Task instructions
Without the pictures, return each record as it appears.

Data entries
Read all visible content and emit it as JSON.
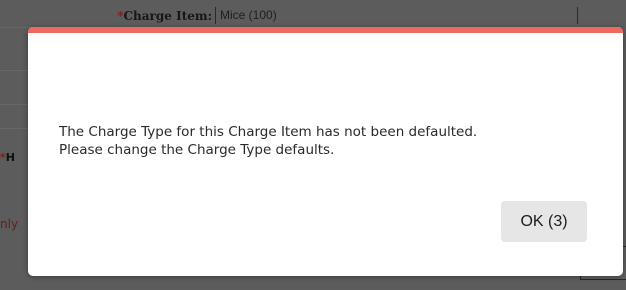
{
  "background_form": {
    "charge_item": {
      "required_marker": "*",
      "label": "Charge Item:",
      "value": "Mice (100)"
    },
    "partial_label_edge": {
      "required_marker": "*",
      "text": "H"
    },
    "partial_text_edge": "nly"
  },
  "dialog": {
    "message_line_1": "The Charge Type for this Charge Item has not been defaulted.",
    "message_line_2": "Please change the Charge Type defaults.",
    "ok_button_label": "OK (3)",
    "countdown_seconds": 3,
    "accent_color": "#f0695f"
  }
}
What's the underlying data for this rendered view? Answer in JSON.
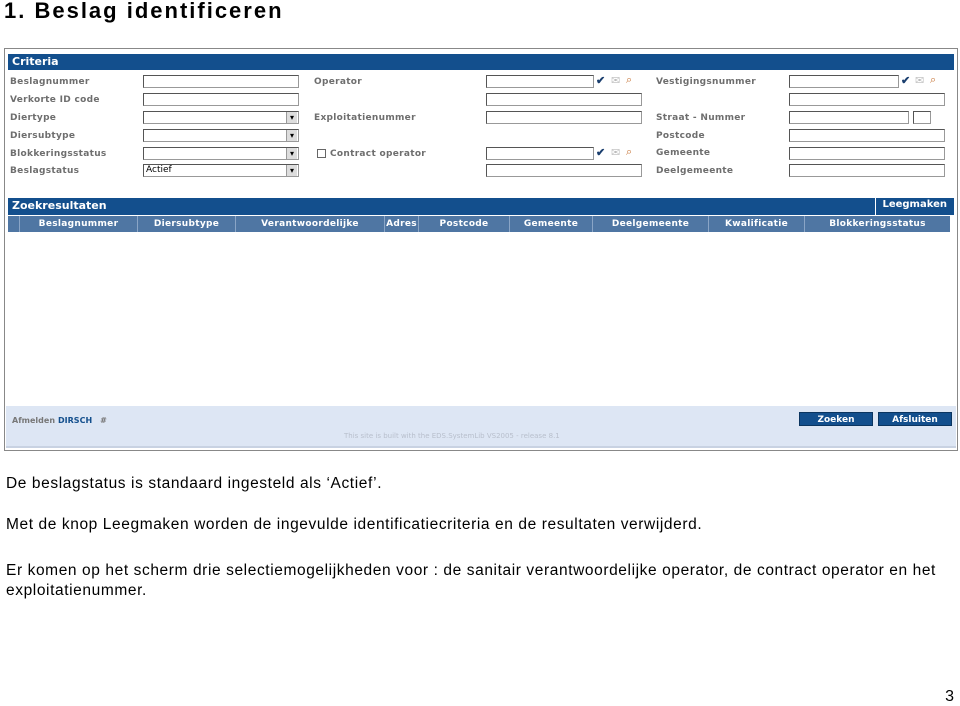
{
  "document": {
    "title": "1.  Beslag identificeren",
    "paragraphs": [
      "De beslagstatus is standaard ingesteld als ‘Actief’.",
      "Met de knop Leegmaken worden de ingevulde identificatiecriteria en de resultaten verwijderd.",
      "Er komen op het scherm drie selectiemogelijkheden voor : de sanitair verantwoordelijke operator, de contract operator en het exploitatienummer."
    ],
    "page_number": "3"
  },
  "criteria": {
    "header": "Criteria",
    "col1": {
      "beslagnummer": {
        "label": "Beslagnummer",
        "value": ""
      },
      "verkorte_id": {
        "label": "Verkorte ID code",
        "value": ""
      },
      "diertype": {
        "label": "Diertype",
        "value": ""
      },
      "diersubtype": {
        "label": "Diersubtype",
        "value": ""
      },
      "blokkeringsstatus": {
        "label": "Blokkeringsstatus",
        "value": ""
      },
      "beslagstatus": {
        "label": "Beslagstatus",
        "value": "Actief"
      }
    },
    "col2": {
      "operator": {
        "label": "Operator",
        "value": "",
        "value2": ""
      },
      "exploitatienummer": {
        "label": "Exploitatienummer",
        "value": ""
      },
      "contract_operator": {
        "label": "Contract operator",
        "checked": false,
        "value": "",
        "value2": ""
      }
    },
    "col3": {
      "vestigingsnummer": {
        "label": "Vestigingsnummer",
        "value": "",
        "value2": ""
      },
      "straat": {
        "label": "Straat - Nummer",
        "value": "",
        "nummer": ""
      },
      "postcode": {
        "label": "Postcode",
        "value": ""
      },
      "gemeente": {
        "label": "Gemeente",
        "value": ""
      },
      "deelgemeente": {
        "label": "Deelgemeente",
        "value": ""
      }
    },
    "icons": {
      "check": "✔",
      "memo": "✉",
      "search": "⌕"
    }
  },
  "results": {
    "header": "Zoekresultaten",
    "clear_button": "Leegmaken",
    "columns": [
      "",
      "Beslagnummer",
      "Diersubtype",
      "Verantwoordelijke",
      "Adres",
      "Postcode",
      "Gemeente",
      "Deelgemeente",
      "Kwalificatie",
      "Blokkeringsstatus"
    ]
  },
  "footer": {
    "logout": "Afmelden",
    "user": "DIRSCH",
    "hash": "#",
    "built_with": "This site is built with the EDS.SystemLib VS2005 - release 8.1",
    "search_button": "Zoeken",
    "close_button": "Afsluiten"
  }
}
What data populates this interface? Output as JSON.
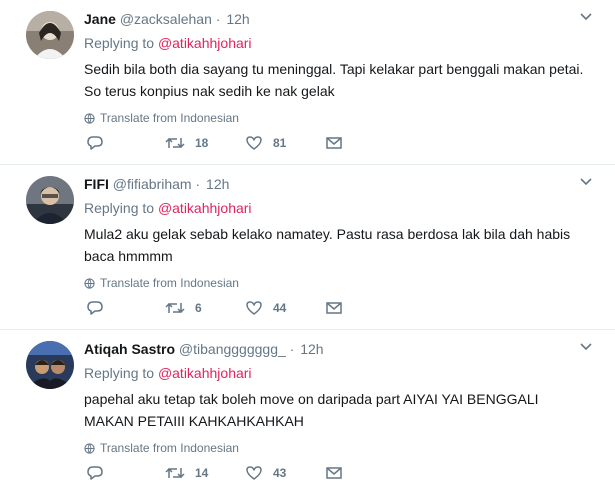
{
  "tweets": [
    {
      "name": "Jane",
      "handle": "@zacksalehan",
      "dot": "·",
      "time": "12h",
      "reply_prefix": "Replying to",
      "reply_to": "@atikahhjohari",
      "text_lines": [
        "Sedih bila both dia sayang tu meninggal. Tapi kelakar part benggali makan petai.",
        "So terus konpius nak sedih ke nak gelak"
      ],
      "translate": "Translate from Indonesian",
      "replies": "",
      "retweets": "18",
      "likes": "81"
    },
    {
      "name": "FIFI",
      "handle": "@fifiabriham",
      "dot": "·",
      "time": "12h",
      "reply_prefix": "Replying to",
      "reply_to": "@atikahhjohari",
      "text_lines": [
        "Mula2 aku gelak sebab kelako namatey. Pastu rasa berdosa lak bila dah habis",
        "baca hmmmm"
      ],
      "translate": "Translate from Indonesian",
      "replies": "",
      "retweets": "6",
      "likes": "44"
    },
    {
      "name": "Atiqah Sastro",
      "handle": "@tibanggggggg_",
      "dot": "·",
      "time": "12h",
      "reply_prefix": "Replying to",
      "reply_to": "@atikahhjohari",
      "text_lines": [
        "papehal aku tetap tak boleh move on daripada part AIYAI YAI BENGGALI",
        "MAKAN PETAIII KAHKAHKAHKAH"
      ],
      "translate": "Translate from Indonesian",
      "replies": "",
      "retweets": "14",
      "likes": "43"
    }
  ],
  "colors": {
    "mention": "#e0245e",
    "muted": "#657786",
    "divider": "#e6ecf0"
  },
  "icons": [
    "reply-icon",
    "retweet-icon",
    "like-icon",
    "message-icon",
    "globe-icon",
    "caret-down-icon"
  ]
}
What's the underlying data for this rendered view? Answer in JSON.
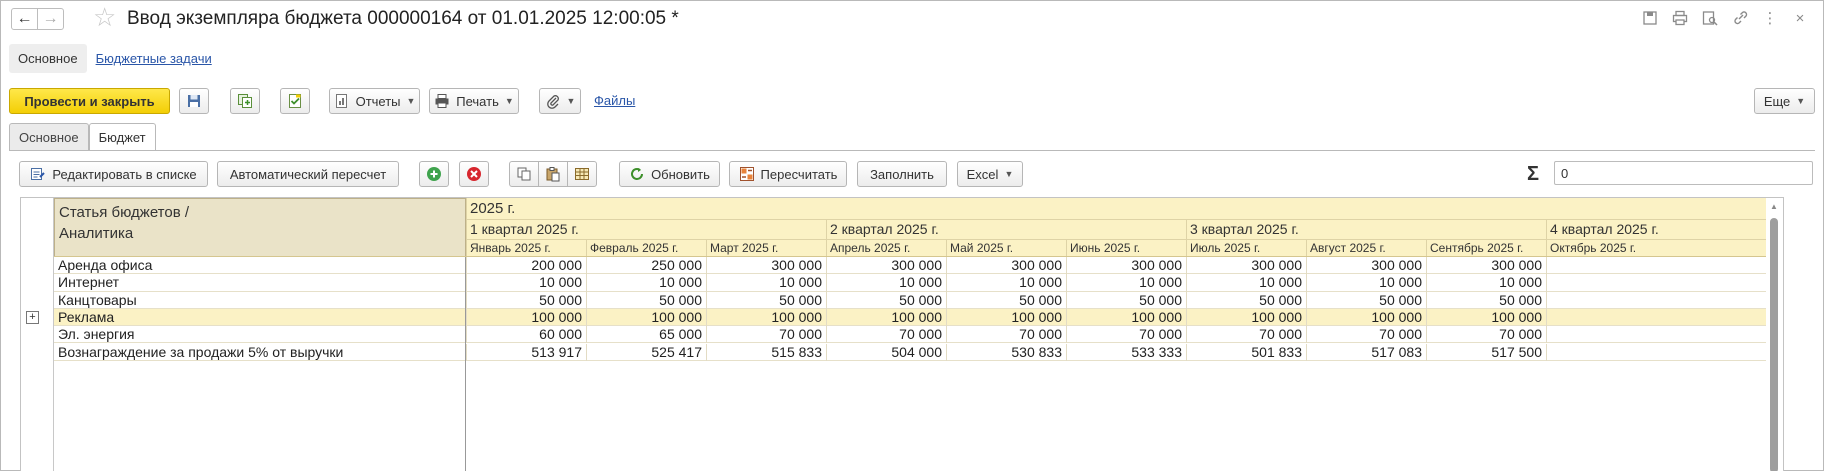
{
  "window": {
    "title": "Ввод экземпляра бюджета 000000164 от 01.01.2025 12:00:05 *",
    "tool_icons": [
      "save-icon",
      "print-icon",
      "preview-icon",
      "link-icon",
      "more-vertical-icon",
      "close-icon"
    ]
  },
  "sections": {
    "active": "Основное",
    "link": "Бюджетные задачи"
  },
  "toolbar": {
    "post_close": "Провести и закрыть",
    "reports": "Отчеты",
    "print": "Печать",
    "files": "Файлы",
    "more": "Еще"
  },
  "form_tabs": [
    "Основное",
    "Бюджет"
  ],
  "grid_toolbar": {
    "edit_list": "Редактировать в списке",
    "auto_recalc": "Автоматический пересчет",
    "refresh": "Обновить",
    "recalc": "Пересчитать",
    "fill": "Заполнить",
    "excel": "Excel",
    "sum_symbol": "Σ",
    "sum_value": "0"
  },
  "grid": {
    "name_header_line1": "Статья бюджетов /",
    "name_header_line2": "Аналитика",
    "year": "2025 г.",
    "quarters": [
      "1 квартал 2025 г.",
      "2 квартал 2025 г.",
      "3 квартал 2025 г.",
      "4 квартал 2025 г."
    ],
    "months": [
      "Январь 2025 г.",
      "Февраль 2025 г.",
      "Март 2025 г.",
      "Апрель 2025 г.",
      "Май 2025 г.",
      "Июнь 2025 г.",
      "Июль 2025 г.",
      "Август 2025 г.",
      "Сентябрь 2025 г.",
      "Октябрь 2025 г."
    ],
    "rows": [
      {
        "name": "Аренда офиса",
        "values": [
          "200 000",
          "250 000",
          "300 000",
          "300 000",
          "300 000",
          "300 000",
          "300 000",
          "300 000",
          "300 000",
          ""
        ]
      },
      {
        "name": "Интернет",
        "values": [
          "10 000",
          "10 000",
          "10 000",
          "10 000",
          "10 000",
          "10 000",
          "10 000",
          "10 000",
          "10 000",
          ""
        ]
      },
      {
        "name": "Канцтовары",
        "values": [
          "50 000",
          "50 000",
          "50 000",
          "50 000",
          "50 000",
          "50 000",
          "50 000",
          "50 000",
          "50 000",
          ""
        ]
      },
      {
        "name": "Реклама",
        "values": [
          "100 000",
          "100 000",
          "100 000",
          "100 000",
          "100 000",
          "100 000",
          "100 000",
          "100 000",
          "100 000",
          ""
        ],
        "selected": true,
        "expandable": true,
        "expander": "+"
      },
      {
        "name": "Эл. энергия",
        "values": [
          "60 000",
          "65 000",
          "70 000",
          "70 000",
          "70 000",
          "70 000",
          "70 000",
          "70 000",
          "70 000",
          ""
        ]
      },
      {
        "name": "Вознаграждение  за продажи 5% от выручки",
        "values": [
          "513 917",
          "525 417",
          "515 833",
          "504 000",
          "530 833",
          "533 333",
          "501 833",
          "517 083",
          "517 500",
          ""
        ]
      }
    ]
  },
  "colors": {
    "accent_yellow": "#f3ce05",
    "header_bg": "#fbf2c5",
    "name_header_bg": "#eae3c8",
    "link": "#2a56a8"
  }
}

Solution below
Read all visible content and emit it as JSON.
{
  "background_form": {
    "charge_item": {
      "required_marker": "*",
      "label": "Charge Item:",
      "value": "Mice (100)"
    },
    "partial_label_edge": {
      "required_marker": "*",
      "text": "H"
    },
    "partial_text_edge": "nly"
  },
  "dialog": {
    "message_line_1": "The Charge Type for this Charge Item has not been defaulted.",
    "message_line_2": "Please change the Charge Type defaults.",
    "ok_button_label": "OK (3)",
    "countdown_seconds": 3,
    "accent_color": "#f0695f"
  }
}
What's the underlying data for this rendered view? Answer in JSON.
{
  "document": {
    "title": "1.  Beslag identificeren",
    "paragraphs": [
      "De beslagstatus is standaard ingesteld als ‘Actief’.",
      "Met de knop Leegmaken worden de ingevulde identificatiecriteria en de resultaten verwijderd.",
      "Er komen op het scherm drie selectiemogelijkheden voor : de sanitair verantwoordelijke operator, de contract operator en het exploitatienummer."
    ],
    "page_number": "3"
  },
  "criteria": {
    "header": "Criteria",
    "col1": {
      "beslagnummer": {
        "label": "Beslagnummer",
        "value": ""
      },
      "verkorte_id": {
        "label": "Verkorte ID code",
        "value": ""
      },
      "diertype": {
        "label": "Diertype",
        "value": ""
      },
      "diersubtype": {
        "label": "Diersubtype",
        "value": ""
      },
      "blokkeringsstatus": {
        "label": "Blokkeringsstatus",
        "value": ""
      },
      "beslagstatus": {
        "label": "Beslagstatus",
        "value": "Actief"
      }
    },
    "col2": {
      "operator": {
        "label": "Operator",
        "value": "",
        "value2": ""
      },
      "exploitatienummer": {
        "label": "Exploitatienummer",
        "value": ""
      },
      "contract_operator": {
        "label": "Contract operator",
        "checked": false,
        "value": "",
        "value2": ""
      }
    },
    "col3": {
      "vestigingsnummer": {
        "label": "Vestigingsnummer",
        "value": "",
        "value2": ""
      },
      "straat": {
        "label": "Straat - Nummer",
        "value": "",
        "nummer": ""
      },
      "postcode": {
        "label": "Postcode",
        "value": ""
      },
      "gemeente": {
        "label": "Gemeente",
        "value": ""
      },
      "deelgemeente": {
        "label": "Deelgemeente",
        "value": ""
      }
    },
    "icons": {
      "check": "✔",
      "memo": "✉",
      "search": "⌕"
    }
  },
  "results": {
    "header": "Zoekresultaten",
    "clear_button": "Leegmaken",
    "columns": [
      "",
      "Beslagnummer",
      "Diersubtype",
      "Verantwoordelijke",
      "Adres",
      "Postcode",
      "Gemeente",
      "Deelgemeente",
      "Kwalificatie",
      "Blokkeringsstatus"
    ]
  },
  "footer": {
    "logout": "Afmelden",
    "user": "DIRSCH",
    "hash": "#",
    "built_with": "This site is built with the EDS.SystemLib VS2005 - release 8.1",
    "search_button": "Zoeken",
    "close_button": "Afsluiten"
  }
}
What data populates this interface? Output as JSON.
{
  "tweets": [
    {
      "name": "Jane",
      "handle": "@zacksalehan",
      "dot": "·",
      "time": "12h",
      "reply_prefix": "Replying to",
      "reply_to": "@atikahhjohari",
      "text_lines": [
        "Sedih bila both dia sayang tu meninggal. Tapi kelakar part benggali makan petai.",
        "So terus konpius nak sedih ke nak gelak"
      ],
      "translate": "Translate from Indonesian",
      "replies": "",
      "retweets": "18",
      "likes": "81"
    },
    {
      "name": "FIFI",
      "handle": "@fifiabriham",
      "dot": "·",
      "time": "12h",
      "reply_prefix": "Replying to",
      "reply_to": "@atikahhjohari",
      "text_lines": [
        "Mula2 aku gelak sebab kelako namatey. Pastu rasa berdosa lak bila dah habis",
        "baca hmmmm"
      ],
      "translate": "Translate from Indonesian",
      "replies": "",
      "retweets": "6",
      "likes": "44"
    },
    {
      "name": "Atiqah Sastro",
      "handle": "@tibanggggggg_",
      "dot": "·",
      "time": "12h",
      "reply_prefix": "Replying to",
      "reply_to": "@atikahhjohari",
      "text_lines": [
        "papehal aku tetap tak boleh move on daripada part AIYAI YAI BENGGALI",
        "MAKAN PETAIII KAHKAHKAHKAH"
      ],
      "translate": "Translate from Indonesian",
      "replies": "",
      "retweets": "14",
      "likes": "43"
    }
  ],
  "colors": {
    "mention": "#e0245e",
    "muted": "#657786",
    "divider": "#e6ecf0"
  },
  "icons": [
    "reply-icon",
    "retweet-icon",
    "like-icon",
    "message-icon",
    "globe-icon",
    "caret-down-icon"
  ]
}
What's the underlying data for this rendered view? Answer in JSON.
{
  "window": {
    "title": "Ввод экземпляра бюджета 000000164 от 01.01.2025 12:00:05 *",
    "tool_icons": [
      "save-icon",
      "print-icon",
      "preview-icon",
      "link-icon",
      "more-vertical-icon",
      "close-icon"
    ]
  },
  "sections": {
    "active": "Основное",
    "link": "Бюджетные задачи"
  },
  "toolbar": {
    "post_close": "Провести и закрыть",
    "reports": "Отчеты",
    "print": "Печать",
    "files": "Файлы",
    "more": "Еще"
  },
  "form_tabs": [
    "Основное",
    "Бюджет"
  ],
  "grid_toolbar": {
    "edit_list": "Редактировать в списке",
    "auto_recalc": "Автоматический пересчет",
    "refresh": "Обновить",
    "recalc": "Пересчитать",
    "fill": "Заполнить",
    "excel": "Excel",
    "sum_symbol": "Σ",
    "sum_value": "0"
  },
  "grid": {
    "name_header_line1": "Статья бюджетов /",
    "name_header_line2": "Аналитика",
    "year": "2025 г.",
    "quarters": [
      "1 квартал 2025 г.",
      "2 квартал 2025 г.",
      "3 квартал 2025 г.",
      "4 квартал 2025 г."
    ],
    "months": [
      "Январь 2025 г.",
      "Февраль 2025 г.",
      "Март 2025 г.",
      "Апрель 2025 г.",
      "Май 2025 г.",
      "Июнь 2025 г.",
      "Июль 2025 г.",
      "Август 2025 г.",
      "Сентябрь 2025 г.",
      "Октябрь 2025 г."
    ],
    "rows": [
      {
        "name": "Аренда офиса",
        "values": [
          "200 000",
          "250 000",
          "300 000",
          "300 000",
          "300 000",
          "300 000",
          "300 000",
          "300 000",
          "300 000",
          ""
        ]
      },
      {
        "name": "Интернет",
        "values": [
          "10 000",
          "10 000",
          "10 000",
          "10 000",
          "10 000",
          "10 000",
          "10 000",
          "10 000",
          "10 000",
          ""
        ]
      },
      {
        "name": "Канцтовары",
        "values": [
          "50 000",
          "50 000",
          "50 000",
          "50 000",
          "50 000",
          "50 000",
          "50 000",
          "50 000",
          "50 000",
          ""
        ]
      },
      {
        "name": "Реклама",
        "values": [
          "100 000",
          "100 000",
          "100 000",
          "100 000",
          "100 000",
          "100 000",
          "100 000",
          "100 000",
          "100 000",
          ""
        ],
        "selected": true,
        "expandable": true,
        "expander": "+"
      },
      {
        "name": "Эл. энергия",
        "values": [
          "60 000",
          "65 000",
          "70 000",
          "70 000",
          "70 000",
          "70 000",
          "70 000",
          "70 000",
          "70 000",
          ""
        ]
      },
      {
        "name": "Вознаграждение  за продажи 5% от выручки",
        "values": [
          "513 917",
          "525 417",
          "515 833",
          "504 000",
          "530 833",
          "533 333",
          "501 833",
          "517 083",
          "517 500",
          ""
        ]
      }
    ]
  },
  "colors": {
    "accent_yellow": "#f3ce05",
    "header_bg": "#fbf2c5",
    "name_header_bg": "#eae3c8",
    "link": "#2a56a8"
  }
}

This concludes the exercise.